◆ **原文节选**:
◆ ◆ ◆ ◆ ◆

Log负责管理一个目录下所有的日志文件，它主要提供了以下接口：

1.高水位管理操作：

 // 日志highWatermark(高水位)
 @volatile private var replicaHighWatermark: Option[Long] = None

 // 更新highWatermark
 def onHighWatermarkIncremented(highWatermark: Long): Unit = {
    lock synchronized {
      replicaHighWatermark = Some(highWatermark)
      producerStateManager.onHighWatermarkUpdated(highWatermark)
      updateFirstUnstableOffset()
    }
  }

2.日志段管理：

 // 保存一个log目录下所有的logsegment
private val segments: ConcurrentNavigableMap[java.lang.Long, LogSegment] = new ConcurrentSkipListMap[java.lang.Long, LogSegment]

// 新增Segment
def addSegment(segment: LogSegment): LogSegment = this.segments.put(segment.baseOffset, segment)

// 删除旧的日志段
private def deleteOldSegments(predicate: (LogSegment, Option[LogSegment]) => Boolean, reason: String): Int = {
    lock synchronized {
      // 得到可以被删除的日志段
      val deletable = deletableSegments(predicate)
      if (deletable.nonEmpty)
        info(s"Found deletable segments with base offsets [${deletable.map(_.baseOffset).mkString(",")}] due to $reason")
      // 删除日志段
      deleteSegments(deletable)
    }
  }
  
// 删除日志段
private def deleteSegments(deletable: Iterable[LogSegment]): Int = {
    maybeHandleIOException(s"Error while deleting segments for $topicPartition in dir ${dir.getParent}") {
      val numToDelete = deletable.size
      if (numToDelete > 0) {
        // we must always have at least one segment, so if we are going to delete all the segments, create a new one first
        if (segments.size == numToDelete)
          roll()
        lock synchronized {
          checkIfMemoryMappedBufferClosed()
          // remove the segments for lookups
          deletable.foreach(deleteSegment)
          maybeIncrementLogStartOffset(segments.firstEntry.getValue.baseOffset)
        }
      }
      numToDelete
    }
  }

3.关键位移值管理：

 // 下一条待插入消息的位移,其实也就是LEO(Log End Offset)
@volatile private var nextOffsetMetadata: LogOffsetMetadata = _

// 更新LEO
private def updateLogEndOffset(messageOffset: Long) {
    nextOffsetMetadata = new LogOffsetMetadata(messageOffset, activeSegment.baseOffset, activeSegment.size)

◆ ◆ ◆ ◆ ◆

◆ **练习题目 1**: 根据上方的 Log 源码节选，判断下列三个说法是否符合原文，每项回答“是”或“否”，并原样引用起决定作用的原文字句：(a) segments 用 ConcurrentSkipListMap 来保存日志段；(b) 如果要删除的日志段是全部日志段，deleteSegments 会先创建一个新的日志段；(c) replicaHighWatermark 的初始值为 0。
◆ **练习题目 2**: 请从上方 Log 源码节选的最后一行之后接着往下写。
下面的数据是另一份独立的材料，与原文节选无关。

◆ **所附数据**:
◆ ◆ ◆ ◆ ◆

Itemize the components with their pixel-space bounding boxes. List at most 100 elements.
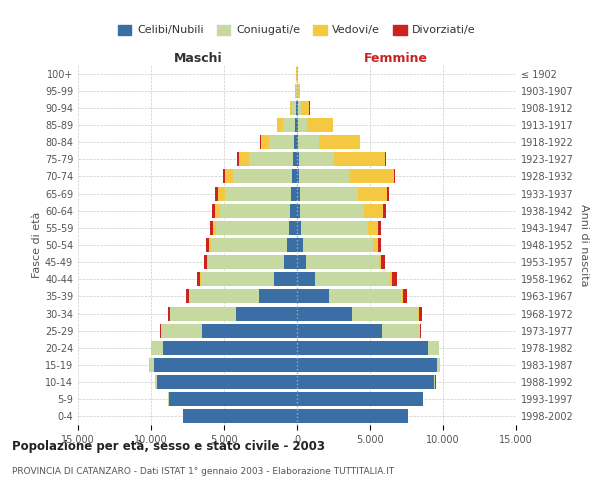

◆ ◆ ◆ ◆ ◆

◆ **参考答案 1**:
(a) 是。“new ConcurrentSkipListMap[java.lang.Long, LogSegment]”
(b) 是。“if we are going to delete all the segments, create a new one first”
(c) 否。“@volatile private var replicaHighWatermark: Option[Long] = None”

◆ **参考答案 2**:
  }

4.读写操作
appendAsLeader负责向Leader副本写入消息，appendAsFollower负责向Follower写入消息。以上两个方法中都调用了append方法，这里就份append方法。

private def append(records: MemoryRecords, isFromClient: Boolean, interBrokerProtocolVersion: ApiVersion, assignOffsets: Boolean, leaderEpoch: Int): LogAppendInfo = {
    maybeHandleIOException(s"Error while appending records to $topicPartition in dir ${dir.getParent}") {
      // 分析和验证待写入消息集合，并返回校验结果
      val appendInfo = analyzeAndValidateRecords(records, isFromClient = isFromClient)

      // 如果不需要写入则返回
      if (appendInfo.shallowCount == 0)
        return appendInfo

      // 将未通过analyzeAndValidateRecords方法检查的部分截断
      var validRecords = trimInvalidBytes(records, appendInfo)

      // they are valid, insert them in the log
      lock synchronized {
        checkIfMemoryMappedBufferClosed() // 确保Log对象未关闭
        if (assignOffsets) {  // 需要分配位移
          // 使用当前LEO值作为待写入消息集合中第一条消息的位移值
          val offset = new LongRef(nextOffsetMetadata.messageOffset)
          appendInfo.firstOffset = Some(offset.value)
          val now = time.milliseconds
          val validateAndOffsetAssignResult = try {
            LogValidator.validateMessagesAndAssignOffsets(validRecords,
              offset,
              time,
              now,
              appendInfo.sourceCodec,
              appendInfo.targetCodec,
              config.compact,
              config.messageFormatVersion.recordVersion.value,
              config.messageTimestampType,
              config.messageTimestampDifferenceMaxMs,
              leaderEpoch,
              isFromClient,
              interBrokerProtocolVersion)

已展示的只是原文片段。